Request → Write every entry out again exactly, please, and skip the pictures.

Materials provided →
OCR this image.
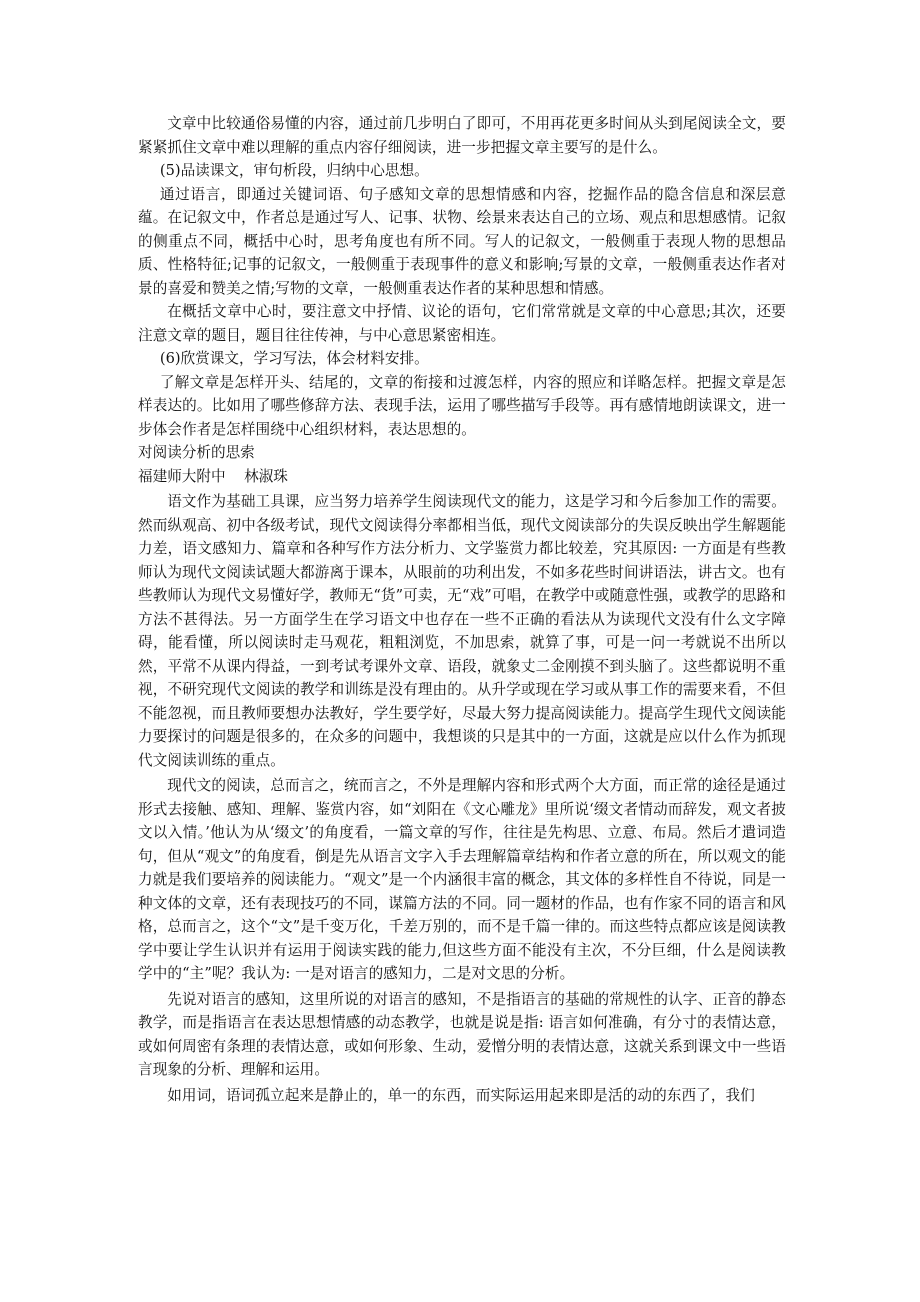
文章中比较通俗易懂的内容，通过前几步明白了即可，不用再花更多时间从头到尾阅读全文，要紧紧抓住文章中难以理解的重点内容仔细阅读，进一步把握文章主要写的是什么。

(5)品读课文，审句析段，归纳中心思想。

通过语言，即通过关键词语、句子感知文章的思想情感和内容，挖掘作品的隐含信息和深层意蕴。在记叙文中，作者总是通过写人、记事、状物、绘景来表达自己的立场、观点和思想感情。记叙的侧重点不同，概括中心时，思考角度也有所不同。写人的记叙文，一般侧重于表现人物的思想品质、性格特征;记事的记叙文，一般侧重于表现事件的意义和影响;写景的文章，一般侧重表达作者对景的喜爱和赞美之情;写物的文章，一般侧重表达作者的某种思想和情感。

在概括文章中心时，要注意文中抒情、议论的语句，它们常常就是文章的中心意思;其次，还要注意文章的题目，题目往往传神，与中心意思紧密相连。

(6)欣赏课文，学习写法，体会材料安排。

了解文章是怎样开头、结尾的，文章的衔接和过渡怎样，内容的照应和详略怎样。把握文章是怎样表达的。比如用了哪些修辞方法、表现手法，运用了哪些描写手段等。再有感情地朗读课文，进一步体会作者是怎样围绕中心组织材料，表达思想的。

对阅读分析的思索

福建师大附中    林淑珠

语文作为基础工具课，应当努力培养学生阅读现代文的能力，这是学习和今后参加工作的需要。然而纵观高、初中各级考试，现代文阅读得分率都相当低，现代文阅读部分的失误反映出学生解题能力差，语文感知力、篇章和各种写作方法分析力、文学鉴赏力都比较差，究其原因: 一方面是有些教师认为现代文阅读试题大都游离于课本，从眼前的功利出发，不如多花些时间讲语法，讲古文。也有些教师认为现代文易懂好学，教师无“货”可卖，无“戏”可唱，在教学中或随意性强，或教学的思路和方法不甚得法。另一方面学生在学习语文中也存在一些不正确的看法从为读现代文没有什么文字障碍，能看懂，所以阅读时走马观花，粗粗浏览，不加思索，就算了事，可是一问一考就说不出所以然，平常不从课内得益，一到考试考课外文章、语段，就象丈二金刚摸不到头脑了。这些都说明不重视，不研究现代文阅读的教学和训练是没有理由的。从升学或现在学习或从事工作的需要来看，不但不能忽视，而且教师要想办法教好，学生要学好，尽最大努力提高阅读能力。提高学生现代文阅读能力要探讨的问题是很多的，在众多的问题中，我想谈的只是其中的一方面，这就是应以什么作为抓现代文阅读训练的重点。

现代文的阅读，总而言之，统而言之，不外是理解内容和形式两个大方面，而正常的途径是通过形式去接触、感知、理解、鉴赏内容，如“刘阳在《文心雕龙》里所说‘缀文者情动而辞发，观文者披文以入情。’他认为从‘缀文’的角度看，一篇文章的写作，往往是先构思、立意、布局。然后才遣词造句，但从“观文”的角度看，倒是先从语言文字入手去理解篇章结构和作者立意的所在，所以观文的能力就是我们要培养的阅读能力。“观文”是一个内涵很丰富的概念，其文体的多样性自不待说，同是一种文体的文章，还有表现技巧的不同，谋篇方法的不同。同一题材的作品，也有作家不同的语言和风格，总而言之，这个“文”是千变万化，千差万别的，而不是千篇一律的。而这些特点都应该是阅读教学中要让学生认识并有运用于阅读实践的能力,但这些方面不能没有主次，不分巨细，什么是阅读教学中的“主”呢？我认为: 一是对语言的感知力，二是对文思的分析。

先说对语言的感知，这里所说的对语言的感知，不是指语言的基础的常规性的认字、正音的静态教学，而是指语言在表达思想情感的动态教学，也就是说是指: 语言如何准确，有分寸的表情达意，或如何周密有条理的表情达意，或如何形象、生动，爱憎分明的表情达意，这就关系到课文中一些语言现象的分析、理解和运用。

如用词，语词孤立起来是静止的，单一的东西，而实际运用起来即是活的动的东西了，我们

Result for this task →
OCR this image.
文章中比较通俗易懂的内容，通过前几步明白了即可，不用再花更多时间从头到尾阅读全文，要紧紧抓住文章中难以理解的重点内容仔细阅读，进一步把握文章主要写的是什么。

(5)品读课文，审句析段，归纳中心思想。

通过语言，即通过关键词语、句子感知文章的思想情感和内容，挖掘作品的隐含信息和深层意蕴。在记叙文中，作者总是通过写人、记事、状物、绘景来表达自己的立场、观点和思想感情。记叙的侧重点不同，概括中心时，思考角度也有所不同。写人的记叙文，一般侧重于表现人物的思想品质、性格特征;记事的记叙文，一般侧重于表现事件的意义和影响;写景的文章，一般侧重表达作者对景的喜爱和赞美之情;写物的文章，一般侧重表达作者的某种思想和情感。

在概括文章中心时，要注意文中抒情、议论的语句，它们常常就是文章的中心意思;其次，还要注意文章的题目，题目往往传神，与中心意思紧密相连。

(6)欣赏课文，学习写法，体会材料安排。

了解文章是怎样开头、结尾的，文章的衔接和过渡怎样，内容的照应和详略怎样。把握文章是怎样表达的。比如用了哪些修辞方法、表现手法，运用了哪些描写手段等。再有感情地朗读课文，进一步体会作者是怎样围绕中心组织材料，表达思想的。

对阅读分析的思索

福建师大附中    林淑珠

语文作为基础工具课，应当努力培养学生阅读现代文的能力，这是学习和今后参加工作的需要。然而纵观高、初中各级考试，现代文阅读得分率都相当低，现代文阅读部分的失误反映出学生解题能力差，语文感知力、篇章和各种写作方法分析力、文学鉴赏力都比较差，究其原因: 一方面是有些教师认为现代文阅读试题大都游离于课本，从眼前的功利出发，不如多花些时间讲语法，讲古文。也有些教师认为现代文易懂好学，教师无“货”可卖，无“戏”可唱，在教学中或随意性强，或教学的思路和方法不甚得法。另一方面学生在学习语文中也存在一些不正确的看法从为读现代文没有什么文字障碍，能看懂，所以阅读时走马观花，粗粗浏览，不加思索，就算了事，可是一问一考就说不出所以然，平常不从课内得益，一到考试考课外文章、语段，就象丈二金刚摸不到头脑了。这些都说明不重视，不研究现代文阅读的教学和训练是没有理由的。从升学或现在学习或从事工作的需要来看，不但不能忽视，而且教师要想办法教好，学生要学好，尽最大努力提高阅读能力。提高学生现代文阅读能力要探讨的问题是很多的，在众多的问题中，我想谈的只是其中的一方面，这就是应以什么作为抓现代文阅读训练的重点。

现代文的阅读，总而言之，统而言之，不外是理解内容和形式两个大方面，而正常的途径是通过形式去接触、感知、理解、鉴赏内容，如“刘阳在《文心雕龙》里所说‘缀文者情动而辞发，观文者披文以入情。’他认为从‘缀文’的角度看，一篇文章的写作，往往是先构思、立意、布局。然后才遣词造句，但从“观文”的角度看，倒是先从语言文字入手去理解篇章结构和作者立意的所在，所以观文的能力就是我们要培养的阅读能力。“观文”是一个内涵很丰富的概念，其文体的多样性自不待说，同是一种文体的文章，还有表现技巧的不同，谋篇方法的不同。同一题材的作品，也有作家不同的语言和风格，总而言之，这个“文”是千变万化，千差万别的，而不是千篇一律的。而这些特点都应该是阅读教学中要让学生认识并有运用于阅读实践的能力,但这些方面不能没有主次，不分巨细，什么是阅读教学中的“主”呢？我认为: 一是对语言的感知力，二是对文思的分析。

先说对语言的感知，这里所说的对语言的感知，不是指语言的基础的常规性的认字、正音的静态教学，而是指语言在表达思想情感的动态教学，也就是说是指: 语言如何准确，有分寸的表情达意，或如何周密有条理的表情达意，或如何形象、生动，爱憎分明的表情达意，这就关系到课文中一些语言现象的分析、理解和运用。

如用词，语词孤立起来是静止的，单一的东西，而实际运用起来即是活的动的东西了，我们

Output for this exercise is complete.